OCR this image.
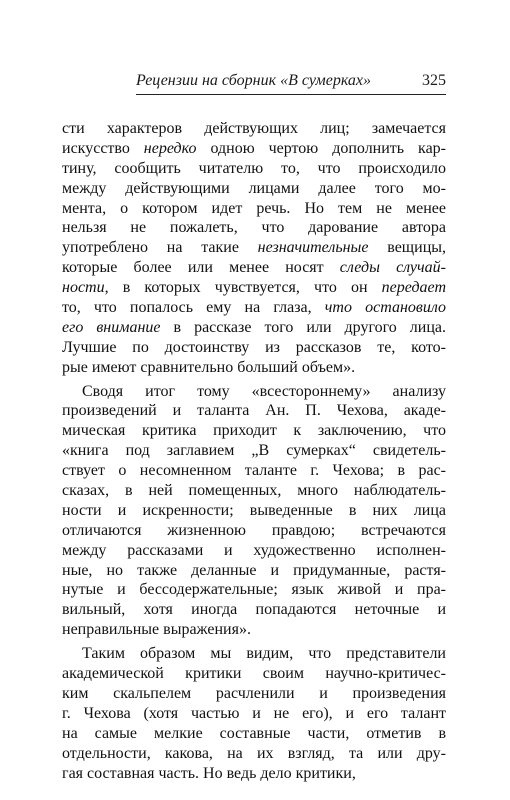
Рецензии на сборник «В сумерках»	325
сти характеров действующих лиц; замечается
искусство нередко одною чертою дополнить кар-
тину, сообщить читателю то, что происходило
между действующими лицами далее того мо-
мента, о котором идет речь. Но тем не менее
нельзя не пожалеть, что дарование автора
употреблено на такие незначительные вещицы,
которые более или менее носят следы случай-
ности, в которых чувствуется, что он передает
то, что попалось ему на глаза, что остановило
его внимание в рассказе того или другого лица.
Лучшие по достоинству из рассказов те, кото-
рые имеют сравнительно больший объем».
Сводя итог тому «всестороннему» анализу
произведений и таланта Ан. П. Чехова, акаде-
мическая критика приходит к заключению, что
«книга под заглавием „В сумерках“ свидетель-
ствует о несомненном таланте г. Чехова; в рас-
сказах, в ней помещенных, много наблюдатель-
ности и искренности; выведенные в них лица
отличаются жизненною правдою; встречаются
между рассказами и художественно исполнен-
ные, но также деланные и придуманные, растя-
нутые и бессодержательные; язык живой и пра-
вильный, хотя иногда попадаются неточные и
неправильные выражения».
Таким образом мы видим, что представители
академической критики своим научно-критичес-
ким скальпелем расчленили и произведения
г. Чехова (хотя частью и не его), и его талант
на самые мелкие составные части, отметив в
отдельности, какова, на их взгляд, та или дру-
гая составная часть. Но ведь дело критики,
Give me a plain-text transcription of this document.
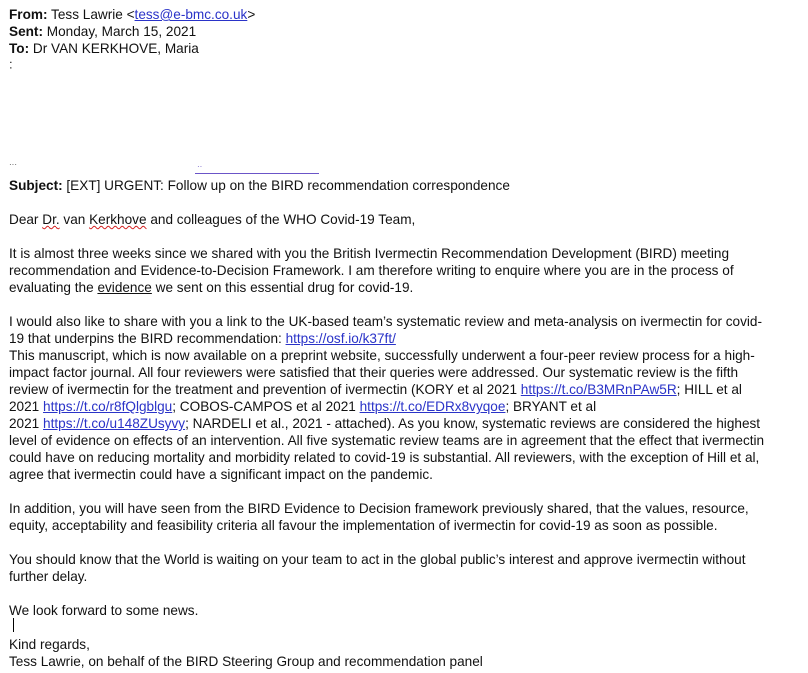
From: Tess Lawrie <tess@e-bmc.co.uk>
Sent: Monday, March 15, 2021
To: Dr VAN KERKHOVE, Maria
˸
···	··
Subject: [EXT] URGENT: Follow up on the BIRD recommendation correspondence
Dear Dr. van Kerkhove and colleagues of the WHO Covid-19 Team,
It is almost three weeks since we shared with you the British Ivermectin Recommendation Development (BIRD) meeting
recommendation and Evidence-to-Decision Framework. I am therefore writing to enquire where you are in the process of
evaluating the evidence we sent on this essential drug for covid-19.
I would also like to share with you a link to the UK-based team’s systematic review and meta-analysis on ivermectin for covid-
19 that underpins the BIRD recommendation: https://osf.io/k37ft/
This manuscript, which is now available on a preprint website, successfully underwent a four-peer review process for a high-
impact factor journal. All four reviewers were satisfied that their queries were addressed. Our systematic review is the fifth
review of ivermectin for the treatment and prevention of ivermectin (KORY et al 2021 https://t.co/B3MRnPAw5R; HILL et al
2021 https://t.co/r8fQlgblgu; COBOS-CAMPOS et al 2021 https://t.co/EDRx8vyqoe; BRYANT et al
2021 https://t.co/u148ZUsyvy; NARDELI et al., 2021 - attached). As you know, systematic reviews are considered the highest
level of evidence on effects of an intervention. All five systematic review teams are in agreement that the effect that ivermectin
could have on reducing mortality and morbidity related to covid-19 is substantial. All reviewers, with the exception of Hill et al,
agree that ivermectin could have a significant impact on the pandemic.
In addition, you will have seen from the BIRD Evidence to Decision framework previously shared, that the values, resource,
equity, acceptability and feasibility criteria all favour the implementation of ivermectin for covid-19 as soon as possible.
You should know that the World is waiting on your team to act in the global public’s interest and approve ivermectin without
further delay.
We look forward to some news.
Kind regards,
Tess Lawrie, on behalf of the BIRD Steering Group and recommendation panel
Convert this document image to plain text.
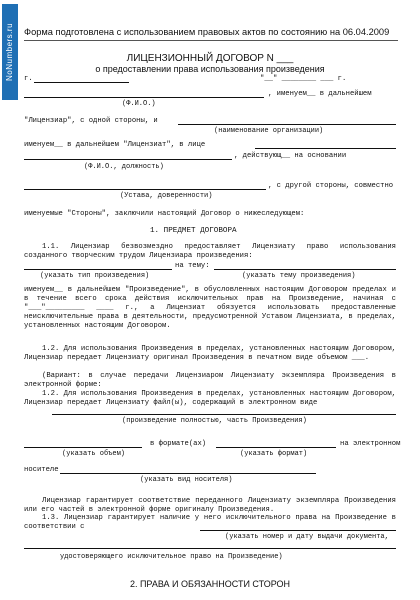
NoNumbers.ru	Форма подготовлена с использованием правовых актов по состоянию на 06.04.2009
ЛИЦЕНЗИОННЫЙ ДОГОВОР N ___
о предоставлении права использования произведения
г.	"__" ________ ___ г.
, именуем__ в дальнейшем
(Ф.И.О.)
"Лицензиар", с одной стороны, и
(наименование организации)
именуем__ в дальнейшем "Лицензиат", в лице
, действующ__ на основании
(Ф.И.О., должность)
, с другой стороны, совместно
(Устава, доверенности)
именуемые "Стороны", заключили настоящий Договор о нижеследующем:
1. ПРЕДМЕТ ДОГОВОРА
1.1. Лицензиар безвозмездно предоставляет Лицензиату право использования созданного творческим трудом Лицензиара произведения:
на тему:
(указать тип произведения)	(указать тему произведения)
именуем__ в дальнейшем "Произведение", в обусловленных настоящим Договором пределах и в течение всего срока действия исключительных прав на Произведение, начиная с "___"_________ ____ г., а Лицензиат обязуется использовать предоставленные неисключительные права в деятельности, предусмотренной Уставом Лицензиата, в пределах, установленных настоящим Договором.
1.2. Для использования Произведения в пределах, установленных настоящим Договором, Лицензиар передает Лицензиату оригинал Произведения в печатном виде объемом ___.
(Вариант: в случае передачи Лицензиаром Лицензиату экземпляра Произведения в электронной форме:
1.2. Для использования Произведения в пределах, установленных настоящим Договором, Лицензиар передает Лицензиату файл(ы), содержащий в электронном виде
(произведение полностью, часть Произведения)
в формате(ах)	на электронном
(указать объем)	(указать формат)
носителе
(указать вид носителя)
Лицензиар гарантирует соответствие переданного Лицензиату экземпляра Произведения или его частей в электронной форме оригиналу Произведения.
1.3. Лицензиар гарантирует наличие у него исключительного права на Произведение в соответствии с
(указать номер и дату выдачи документа,
удостоверяющего исключительное право на Произведение)
2. ПРАВА И ОБЯЗАННОСТИ СТОРОН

-.-.-

WHAT IS NEEDED: Output all of the records exactly as they appear above, but not the pictures.

SOLUTION TO THIS EXERCISE:
OCR this image.
Рецензии на сборник «В сумерках»	325
сти характеров действующих лиц; замечается
искусство нередко одною чертою дополнить кар-
тину, сообщить читателю то, что происходило
между действующими лицами далее того мо-
мента, о котором идет речь. Но тем не менее
нельзя не пожалеть, что дарование автора
употреблено на такие незначительные вещицы,
которые более или менее носят следы случай-
ности, в которых чувствуется, что он передает
то, что попалось ему на глаза, что остановило
его внимание в рассказе того или другого лица.
Лучшие по достоинству из рассказов те, кото-
рые имеют сравнительно больший объем».
Сводя итог тому «всестороннему» анализу
произведений и таланта Ан. П. Чехова, акаде-
мическая критика приходит к заключению, что
«книга под заглавием „В сумерках“ свидетель-
ствует о несомненном таланте г. Чехова; в рас-
сказах, в ней помещенных, много наблюдатель-
ности и искренности; выведенные в них лица
отличаются жизненною правдою; встречаются
между рассказами и художественно исполнен-
ные, но также деланные и придуманные, растя-
нутые и бессодержательные; язык живой и пра-
вильный, хотя иногда попадаются неточные и
неправильные выражения».
Таким образом мы видим, что представители
академической критики своим научно-критичес-
ким скальпелем расчленили и произведения
г. Чехова (хотя частью и не его), и его талант
на самые мелкие составные части, отметив в
отдельности, какова, на их взгляд, та или дру-
гая составная часть. Но ведь дело критики,
Give me a plain-text transcription of this document.
From: Tess Lawrie <tess@e-bmc.co.uk>
Sent: Monday, March 15, 2021
To: Dr VAN KERKHOVE, Maria
˸
···	··
Subject: [EXT] URGENT: Follow up on the BIRD recommendation correspondence
Dear Dr. van Kerkhove and colleagues of the WHO Covid-19 Team,
It is almost three weeks since we shared with you the British Ivermectin Recommendation Development (BIRD) meeting
recommendation and Evidence-to-Decision Framework. I am therefore writing to enquire where you are in the process of
evaluating the evidence we sent on this essential drug for covid-19.
I would also like to share with you a link to the UK-based team’s systematic review and meta-analysis on ivermectin for covid-
19 that underpins the BIRD recommendation: https://osf.io/k37ft/
This manuscript, which is now available on a preprint website, successfully underwent a four-peer review process for a high-
impact factor journal. All four reviewers were satisfied that their queries were addressed. Our systematic review is the fifth
review of ivermectin for the treatment and prevention of ivermectin (KORY et al 2021 https://t.co/B3MRnPAw5R; HILL et al
2021 https://t.co/r8fQlgblgu; COBOS-CAMPOS et al 2021 https://t.co/EDRx8vyqoe; BRYANT et al
2021 https://t.co/u148ZUsyvy; NARDELI et al., 2021 - attached). As you know, systematic reviews are considered the highest
level of evidence on effects of an intervention. All five systematic review teams are in agreement that the effect that ivermectin
could have on reducing mortality and morbidity related to covid-19 is substantial. All reviewers, with the exception of Hill et al,
agree that ivermectin could have a significant impact on the pandemic.
In addition, you will have seen from the BIRD Evidence to Decision framework previously shared, that the values, resource,
equity, acceptability and feasibility criteria all favour the implementation of ivermectin for covid-19 as soon as possible.
You should know that the World is waiting on your team to act in the global public’s interest and approve ivermectin without
further delay.
We look forward to some news.
Kind regards,
Tess Lawrie, on behalf of the BIRD Steering Group and recommendation panel
Convert this document image to plain text.
NoNumbers.ru	Форма подготовлена с использованием правовых актов по состоянию на 06.04.2009
ЛИЦЕНЗИОННЫЙ ДОГОВОР N ___
о предоставлении права использования произведения
г.	"__" ________ ___ г.
, именуем__ в дальнейшем
(Ф.И.О.)
"Лицензиар", с одной стороны, и
(наименование организации)
именуем__ в дальнейшем "Лицензиат", в лице
, действующ__ на основании
(Ф.И.О., должность)
, с другой стороны, совместно
(Устава, доверенности)
именуемые "Стороны", заключили настоящий Договор о нижеследующем:
1. ПРЕДМЕТ ДОГОВОРА
1.1. Лицензиар безвозмездно предоставляет Лицензиату право использования созданного творческим трудом Лицензиара произведения:
на тему:
(указать тип произведения)	(указать тему произведения)
именуем__ в дальнейшем "Произведение", в обусловленных настоящим Договором пределах и в течение всего срока действия исключительных прав на Произведение, начиная с "___"_________ ____ г., а Лицензиат обязуется использовать предоставленные неисключительные права в деятельности, предусмотренной Уставом Лицензиата, в пределах, установленных настоящим Договором.
1.2. Для использования Произведения в пределах, установленных настоящим Договором, Лицензиар передает Лицензиату оригинал Произведения в печатном виде объемом ___.
(Вариант: в случае передачи Лицензиаром Лицензиату экземпляра Произведения в электронной форме:
1.2. Для использования Произведения в пределах, установленных настоящим Договором, Лицензиар передает Лицензиату файл(ы), содержащий в электронном виде
(произведение полностью, часть Произведения)
в формате(ах)	на электронном
(указать объем)	(указать формат)
носителе
(указать вид носителя)
Лицензиар гарантирует соответствие переданного Лицензиату экземпляра Произведения или его частей в электронной форме оригиналу Произведения.
1.3. Лицензиар гарантирует наличие у него исключительного права на Произведение в соответствии с
(указать номер и дату выдачи документа,
удостоверяющего исключительное право на Произведение)
2. ПРАВА И ОБЯЗАННОСТИ СТОРОН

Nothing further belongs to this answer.